-- PROVIDED INFORMATION start --
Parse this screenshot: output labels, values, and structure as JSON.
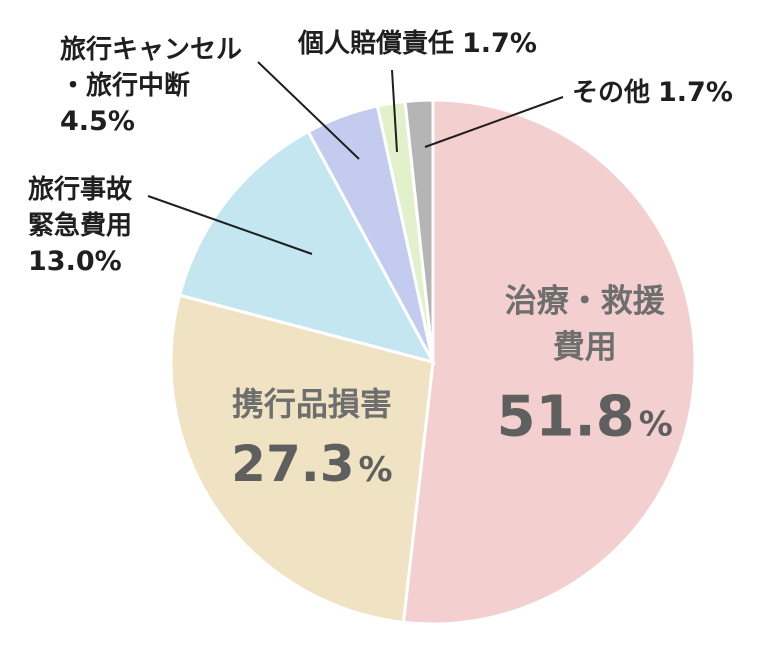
{
  "chart_data": {
    "type": "pie",
    "title": "",
    "legend": "none",
    "slices": [
      {
        "label_lines": [
          "治療・救援",
          "費用"
        ],
        "value": 51.8,
        "value_text": "51.8",
        "unit": "%",
        "color": "#f3cfcf"
      },
      {
        "label_lines": [
          "携行品損害"
        ],
        "value": 27.3,
        "value_text": "27.3",
        "unit": "%",
        "color": "#f0e3c3"
      },
      {
        "label_lines": [
          "旅行事故",
          "緊急費用"
        ],
        "value": 13.0,
        "value_text": "13.0",
        "unit": "%",
        "color": "#c4e6f1"
      },
      {
        "label_lines": [
          "旅行キャンセル",
          "・旅行中断"
        ],
        "value": 4.5,
        "value_text": "4.5",
        "unit": "%",
        "color": "#c3ccef"
      },
      {
        "label_lines": [
          "個人賠償責任"
        ],
        "value": 1.7,
        "value_text": "1.7",
        "unit": "%",
        "color": "#e2f1cb"
      },
      {
        "label_lines": [
          "その他"
        ],
        "value": 1.7,
        "value_text": "1.7",
        "unit": "%",
        "color": "#b5b5b5"
      }
    ]
  }
}
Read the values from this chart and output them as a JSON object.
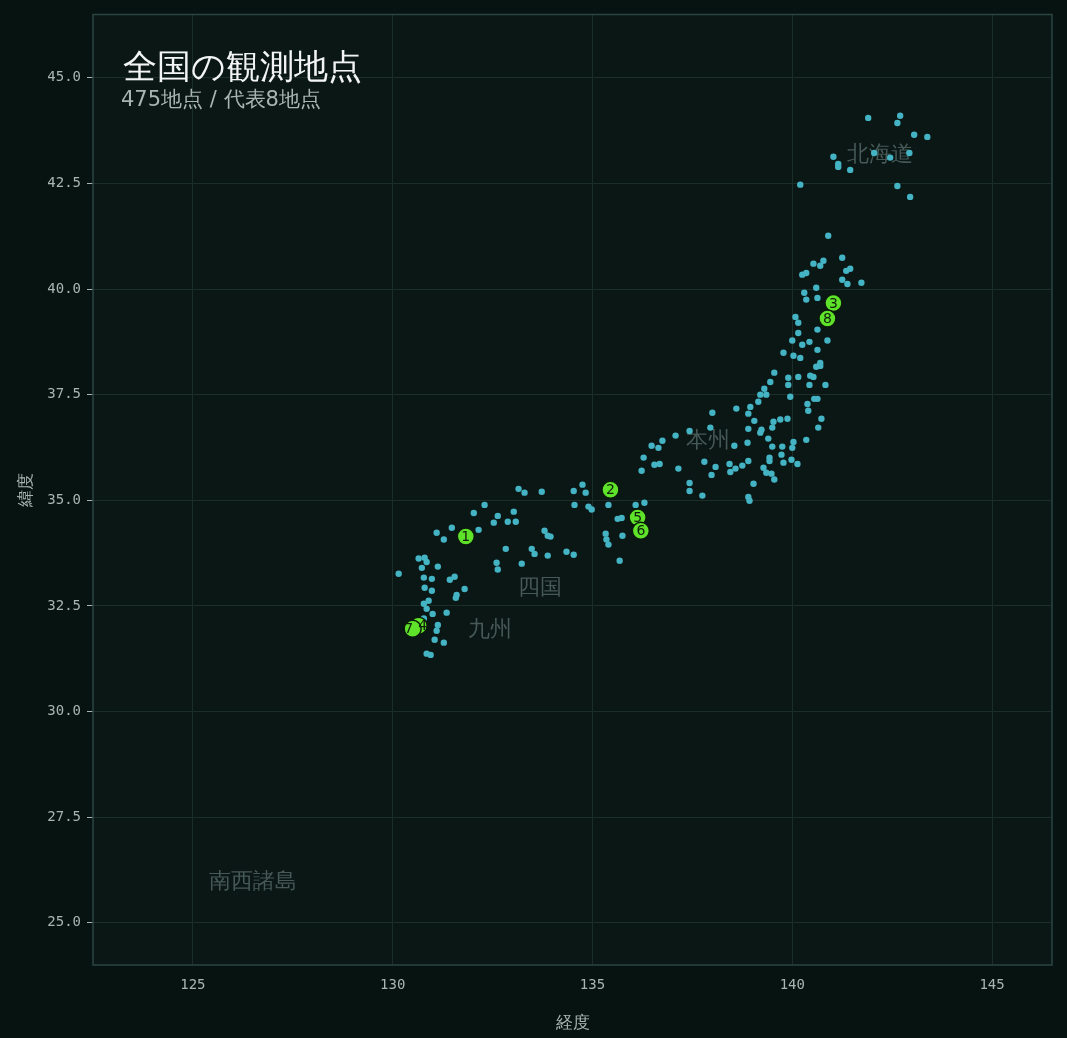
{
  "chart_data": {
    "type": "scatter",
    "title": "全国の観測地点",
    "subtitle": "475地点 / 代表8地点",
    "xlabel": "経度",
    "ylabel": "緯度",
    "xlim": [
      122.5,
      146.5
    ],
    "ylim": [
      24,
      46.5
    ],
    "xticks": [
      125,
      130,
      135,
      140,
      145
    ],
    "yticks": [
      {
        "value": 25,
        "label": "25.0"
      },
      27.5,
      {
        "value": 30,
        "label": "30.0"
      },
      32.5,
      {
        "value": 35,
        "label": "35.0"
      },
      37.5,
      {
        "value": 40,
        "label": "40.0"
      },
      42.5,
      {
        "value": 45,
        "label": "45.0"
      }
    ],
    "grid": true,
    "legend": false,
    "marker": "circle",
    "series": [
      {
        "color": "#44b3c3",
        "x": [
          141.9,
          142.7,
          142.63,
          143.05,
          143.38,
          141.03,
          141.15,
          141.15,
          141.45,
          142.05,
          142.45,
          142.93,
          140.2,
          142.63,
          142.95,
          140.9,
          140.53,
          140.7,
          140.78,
          140.25,
          140.35,
          141.25,
          141.45,
          141.35,
          141.73,
          141.25,
          141.38,
          140.6,
          140.3,
          140.35,
          140.63,
          140.08,
          140.15,
          140.15,
          140.63,
          140.0,
          140.25,
          140.43,
          140.88,
          139.78,
          140.03,
          140.2,
          140.63,
          140.7,
          140.7,
          140.6,
          139.55,
          139.45,
          139.9,
          140.15,
          140.45,
          140.53,
          139.9,
          140.43,
          140.83,
          139.3,
          139.2,
          139.35,
          139.95,
          140.55,
          140.63,
          139.15,
          138.6,
          138.95,
          138.9,
          138.0,
          140.38,
          140.4,
          140.73,
          139.05,
          139.7,
          139.88,
          139.53,
          138.9,
          139.5,
          140.65,
          139.23,
          139.2,
          137.95,
          137.43,
          137.08,
          136.75,
          136.48,
          136.65,
          136.28,
          136.55,
          136.68,
          136.23,
          137.15,
          137.8,
          138.08,
          137.98,
          138.43,
          138.58,
          138.45,
          138.75,
          138.9,
          138.55,
          138.88,
          139.4,
          139.5,
          139.75,
          140.0,
          140.03,
          140.35,
          139.73,
          139.43,
          139.43,
          139.78,
          139.98,
          140.13,
          139.28,
          139.35,
          139.48,
          139.55,
          139.03,
          137.43,
          137.43,
          137.75,
          138.9,
          138.93,
          135.4,
          136.08,
          136.3,
          133.15,
          133.3,
          133.73,
          134.53,
          134.75,
          134.83,
          134.55,
          134.9,
          134.98,
          132.3,
          132.03,
          132.63,
          132.53,
          133.03,
          132.88,
          133.08,
          132.15,
          131.48,
          131.1,
          131.28,
          133.8,
          133.88,
          133.95,
          132.83,
          133.48,
          133.55,
          133.88,
          134.35,
          134.53,
          132.6,
          132.63,
          133.23,
          135.63,
          135.73,
          135.33,
          135.35,
          135.4,
          135.75,
          135.68,
          130.15,
          130.65,
          130.8,
          130.85,
          130.73,
          131.13,
          130.78,
          130.98,
          131.43,
          131.55,
          130.8,
          130.98,
          131.8,
          131.6,
          131.58,
          130.9,
          130.78,
          130.85,
          131.0,
          131.35,
          130.78,
          131.13,
          131.1,
          131.05,
          131.28,
          130.85,
          130.95
        ],
        "values": [
          44.05,
          44.1,
          43.93,
          43.65,
          43.6,
          43.13,
          42.96,
          42.89,
          42.82,
          43.22,
          43.11,
          43.22,
          42.47,
          42.44,
          42.18,
          41.26,
          40.6,
          40.55,
          40.67,
          40.34,
          40.38,
          40.74,
          40.48,
          40.43,
          40.15,
          40.22,
          40.12,
          40.03,
          39.91,
          39.75,
          39.79,
          39.34,
          39.2,
          38.96,
          39.04,
          38.78,
          38.68,
          38.75,
          38.78,
          38.49,
          38.42,
          38.37,
          38.56,
          38.25,
          38.18,
          38.16,
          38.02,
          37.8,
          37.9,
          37.92,
          37.95,
          37.92,
          37.73,
          37.73,
          37.73,
          37.64,
          37.5,
          37.5,
          37.45,
          37.4,
          37.4,
          37.33,
          37.17,
          37.21,
          37.05,
          37.07,
          37.28,
          37.12,
          36.93,
          36.88,
          36.91,
          36.93,
          36.86,
          36.69,
          36.72,
          36.72,
          36.67,
          36.6,
          36.72,
          36.64,
          36.53,
          36.41,
          36.29,
          36.24,
          36.01,
          35.84,
          35.86,
          35.7,
          35.75,
          35.91,
          35.79,
          35.6,
          35.86,
          35.75,
          35.67,
          35.82,
          35.93,
          36.29,
          36.36,
          36.46,
          36.27,
          36.27,
          36.24,
          36.38,
          36.43,
          36.08,
          36.01,
          35.93,
          35.89,
          35.96,
          35.86,
          35.77,
          35.65,
          35.63,
          35.49,
          35.39,
          35.41,
          35.22,
          35.11,
          35.08,
          34.99,
          34.89,
          34.89,
          34.94,
          35.27,
          35.18,
          35.2,
          35.22,
          35.37,
          35.18,
          34.89,
          34.85,
          34.78,
          34.89,
          34.7,
          34.63,
          34.47,
          34.73,
          34.49,
          34.49,
          34.3,
          34.35,
          34.23,
          34.07,
          34.28,
          34.16,
          34.14,
          33.85,
          33.85,
          33.73,
          33.69,
          33.78,
          33.71,
          33.52,
          33.36,
          33.5,
          34.56,
          34.58,
          34.21,
          34.07,
          33.95,
          34.16,
          33.57,
          33.26,
          33.62,
          33.64,
          33.54,
          33.4,
          33.43,
          33.17,
          33.14,
          33.12,
          33.19,
          32.93,
          32.86,
          32.9,
          32.76,
          32.69,
          32.62,
          32.55,
          32.43,
          32.31,
          32.34,
          32.2,
          32.05,
          31.91,
          31.7,
          31.63,
          31.37,
          31.34
        ]
      },
      {
        "color": "#5fe22a",
        "x": [
          131.83,
          135.45,
          141.03,
          130.65,
          136.13,
          136.21,
          130.5,
          140.88
        ],
        "values": [
          34.14,
          35.25,
          39.67,
          32.03,
          34.59,
          34.28,
          31.96,
          39.3
        ]
      }
    ],
    "annotations": [
      {
        "text": "1",
        "x": 131.83,
        "y": 34.14
      },
      {
        "text": "2",
        "x": 135.45,
        "y": 35.25
      },
      {
        "text": "3",
        "x": 141.03,
        "y": 39.67
      },
      {
        "text": "4",
        "x": 130.65,
        "y": 32.03
      },
      {
        "text": "5",
        "x": 136.13,
        "y": 34.59
      },
      {
        "text": "6",
        "x": 136.21,
        "y": 34.28
      },
      {
        "text": "7",
        "x": 130.5,
        "y": 31.96
      },
      {
        "text": "8",
        "x": 140.88,
        "y": 39.3
      },
      "北海道",
      "本州",
      "四国",
      "九州",
      "南西諸島"
    ]
  }
}
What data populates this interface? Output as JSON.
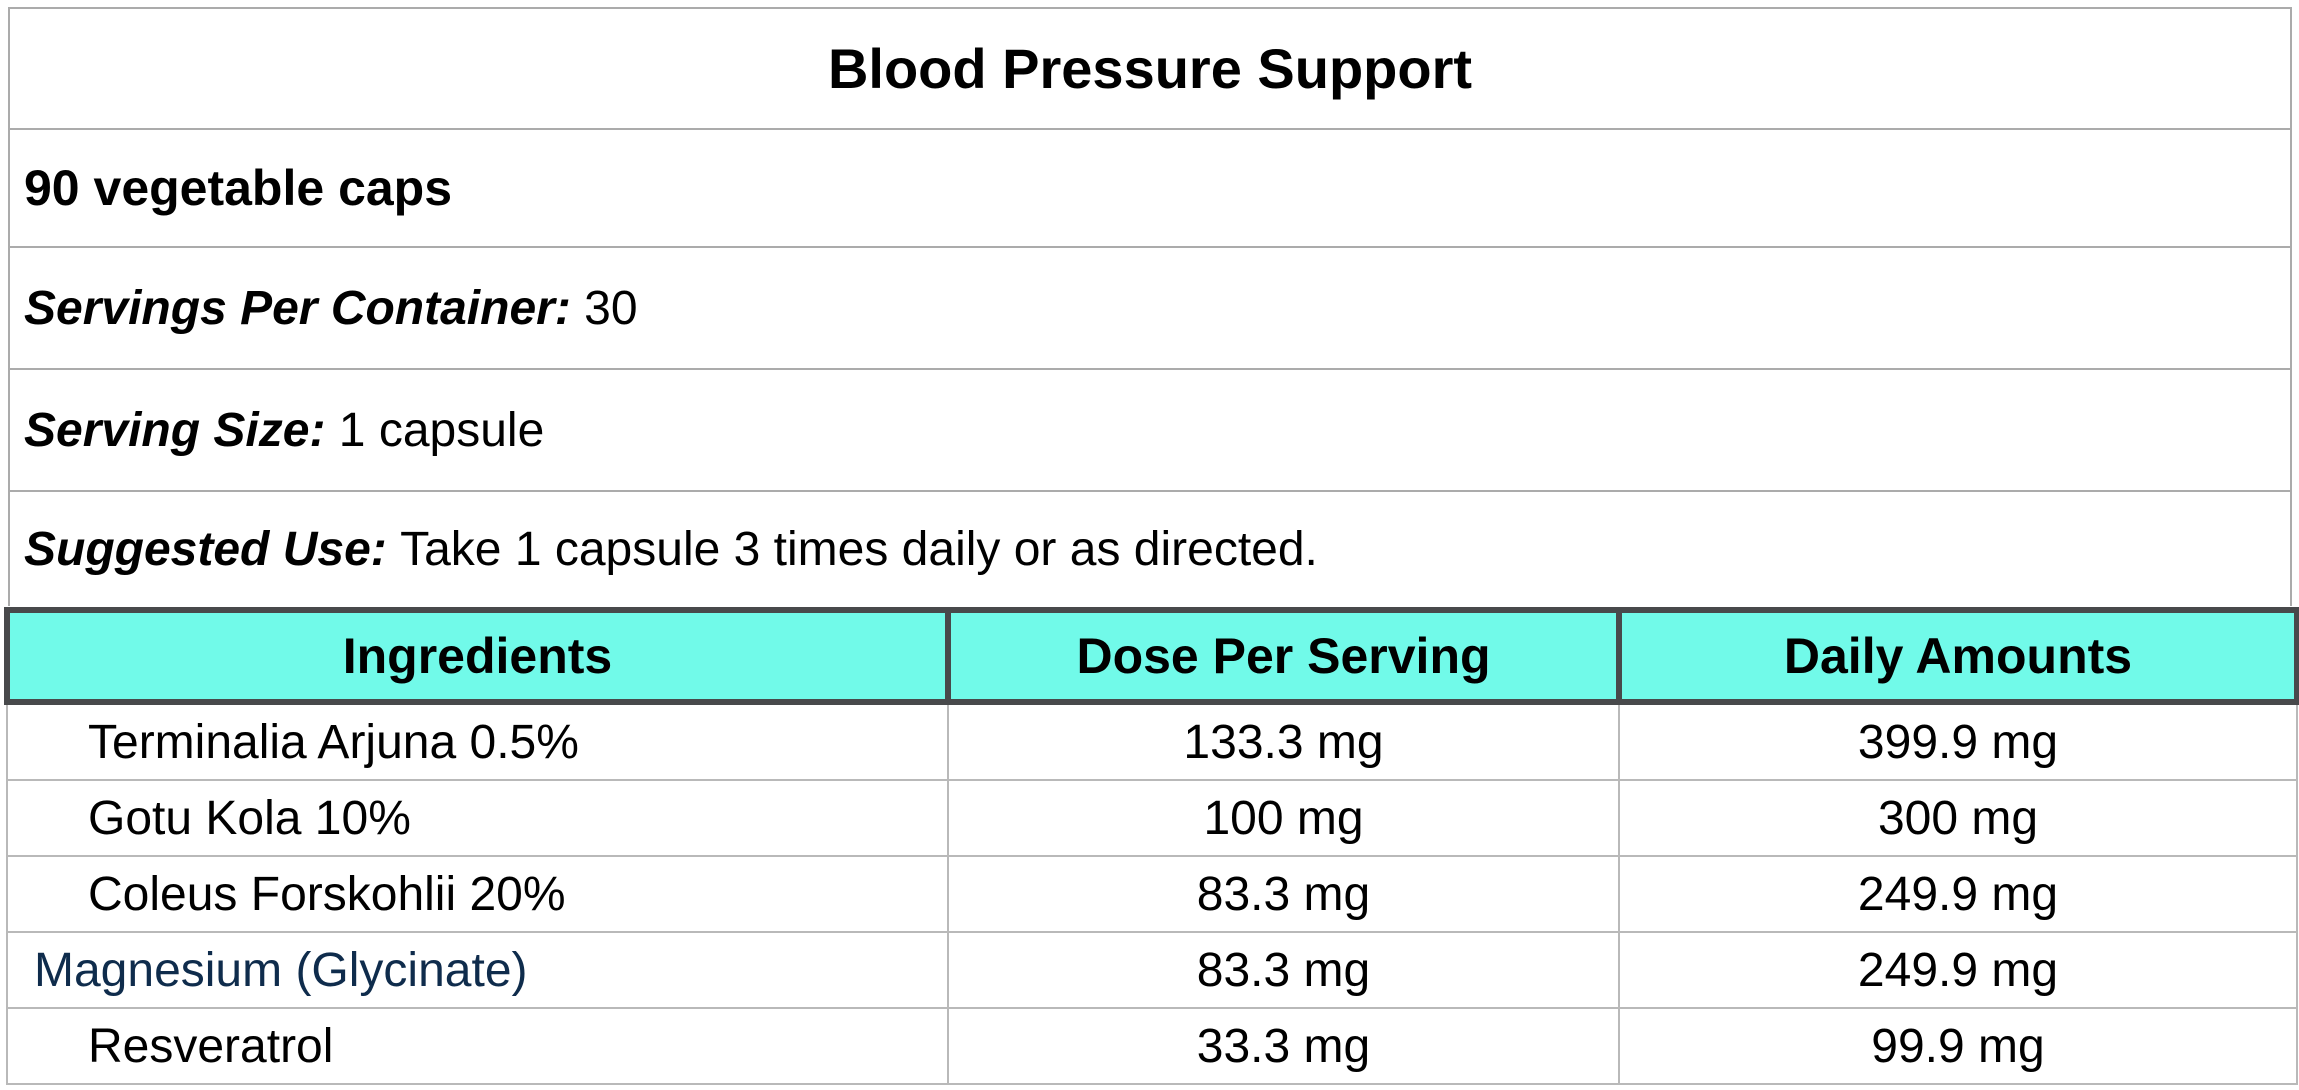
-- PROVIDED INFORMATION end --
In the records above, how many lines include the string "color"? Answer with only the number.

8